### Exercise instructions
Reproduce every line of the records below character for character, without changing anything.

━━━━━ Stored data ━━━━━

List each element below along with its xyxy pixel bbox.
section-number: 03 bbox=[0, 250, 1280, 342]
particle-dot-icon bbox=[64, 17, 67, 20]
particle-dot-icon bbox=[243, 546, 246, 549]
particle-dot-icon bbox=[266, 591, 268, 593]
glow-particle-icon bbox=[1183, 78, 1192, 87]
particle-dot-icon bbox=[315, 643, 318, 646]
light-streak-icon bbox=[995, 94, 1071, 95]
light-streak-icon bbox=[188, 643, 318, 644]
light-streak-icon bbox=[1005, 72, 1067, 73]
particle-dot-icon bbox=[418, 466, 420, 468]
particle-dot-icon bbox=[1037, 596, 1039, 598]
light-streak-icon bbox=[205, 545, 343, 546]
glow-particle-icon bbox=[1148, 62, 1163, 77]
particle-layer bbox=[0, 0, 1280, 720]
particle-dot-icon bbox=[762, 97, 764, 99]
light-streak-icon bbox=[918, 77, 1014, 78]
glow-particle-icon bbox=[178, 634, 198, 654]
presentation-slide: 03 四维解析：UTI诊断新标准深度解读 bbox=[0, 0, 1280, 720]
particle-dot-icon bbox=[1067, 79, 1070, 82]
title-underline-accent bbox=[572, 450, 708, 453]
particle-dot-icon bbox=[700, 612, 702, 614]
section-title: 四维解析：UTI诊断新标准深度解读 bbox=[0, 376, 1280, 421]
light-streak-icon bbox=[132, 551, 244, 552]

━━━━━

### Completed exercise
List each element below along with its xyxy pixel bbox.
section-number: 03 bbox=[0, 250, 1280, 342]
particle-dot-icon bbox=[64, 17, 67, 20]
particle-dot-icon bbox=[243, 546, 246, 549]
particle-dot-icon bbox=[266, 591, 268, 593]
glow-particle-icon bbox=[1183, 78, 1192, 87]
particle-dot-icon bbox=[315, 643, 318, 646]
light-streak-icon bbox=[995, 94, 1071, 95]
light-streak-icon bbox=[188, 643, 318, 644]
light-streak-icon bbox=[1005, 72, 1067, 73]
particle-dot-icon bbox=[418, 466, 420, 468]
particle-dot-icon bbox=[1037, 596, 1039, 598]
light-streak-icon bbox=[205, 545, 343, 546]
glow-particle-icon bbox=[1148, 62, 1163, 77]
particle-layer bbox=[0, 0, 1280, 720]
particle-dot-icon bbox=[762, 97, 764, 99]
light-streak-icon bbox=[918, 77, 1014, 78]
glow-particle-icon bbox=[178, 634, 198, 654]
presentation-slide: 03 四维解析：UTI诊断新标准深度解读 bbox=[0, 0, 1280, 720]
particle-dot-icon bbox=[1067, 79, 1070, 82]
title-underline-accent bbox=[572, 450, 708, 453]
particle-dot-icon bbox=[700, 612, 702, 614]
section-title: 四维解析：UTI诊断新标准深度解读 bbox=[0, 376, 1280, 421]
light-streak-icon bbox=[132, 551, 244, 552]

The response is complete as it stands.